What is being asked
In the records, from the line with "Extract all elements" to the line with "y-axis-ticks: 0 10000", swap "Data Index" for "Sample Index". Reproduce only those lines, otherwise unchanged, and omit the pictures.

Stored rows
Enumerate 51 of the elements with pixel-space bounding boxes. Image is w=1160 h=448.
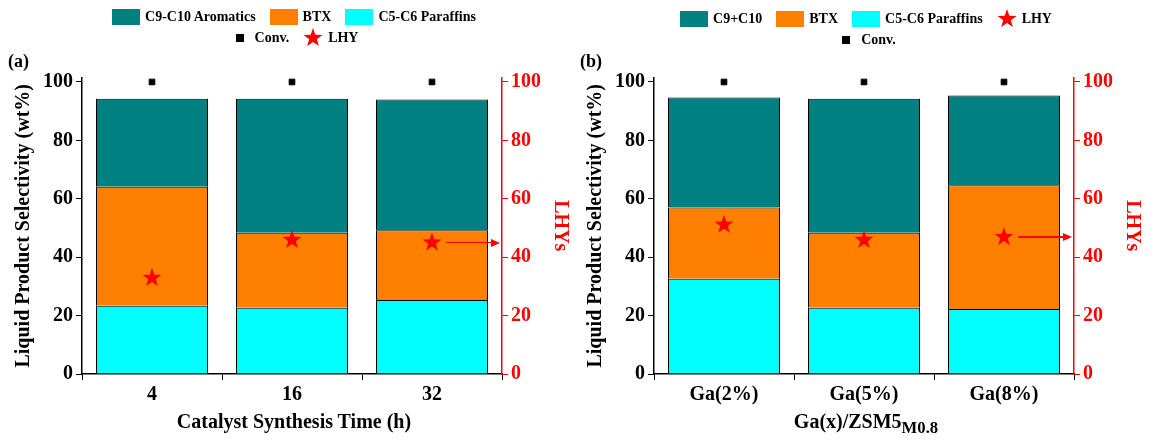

---

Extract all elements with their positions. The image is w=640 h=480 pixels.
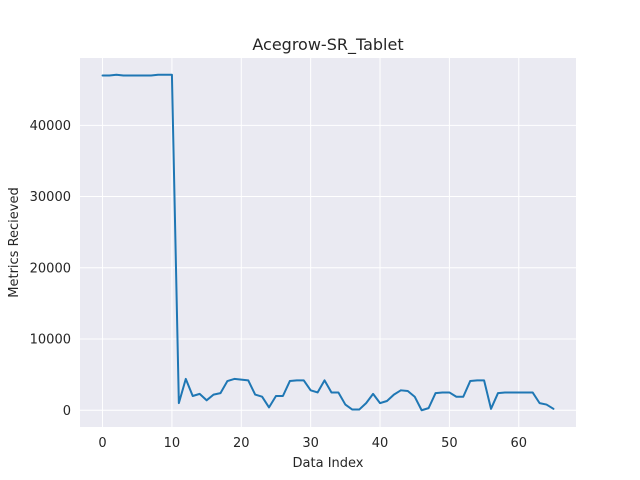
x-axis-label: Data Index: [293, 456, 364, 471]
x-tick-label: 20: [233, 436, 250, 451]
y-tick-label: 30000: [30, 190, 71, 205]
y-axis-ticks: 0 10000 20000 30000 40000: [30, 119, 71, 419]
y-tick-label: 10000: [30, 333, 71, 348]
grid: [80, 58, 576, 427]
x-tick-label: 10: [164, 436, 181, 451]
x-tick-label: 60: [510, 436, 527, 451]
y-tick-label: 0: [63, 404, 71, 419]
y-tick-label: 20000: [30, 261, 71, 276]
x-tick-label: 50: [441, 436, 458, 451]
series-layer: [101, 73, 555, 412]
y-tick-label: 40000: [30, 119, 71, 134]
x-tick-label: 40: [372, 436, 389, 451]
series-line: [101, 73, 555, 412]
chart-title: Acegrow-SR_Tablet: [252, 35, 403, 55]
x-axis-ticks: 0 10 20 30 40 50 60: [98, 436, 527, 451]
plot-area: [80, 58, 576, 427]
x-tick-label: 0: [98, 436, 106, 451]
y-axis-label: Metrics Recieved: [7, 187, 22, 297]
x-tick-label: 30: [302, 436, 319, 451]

Right answer
Extract all elements with their positions. The image is w=640 h=480 pixels.
x-axis-label: Sample Index: [293, 456, 364, 471]
x-tick-label: 20: [233, 436, 250, 451]
y-tick-label: 30000: [30, 190, 71, 205]
y-axis-ticks: 0 10000 20000 30000 40000: [30, 119, 71, 419]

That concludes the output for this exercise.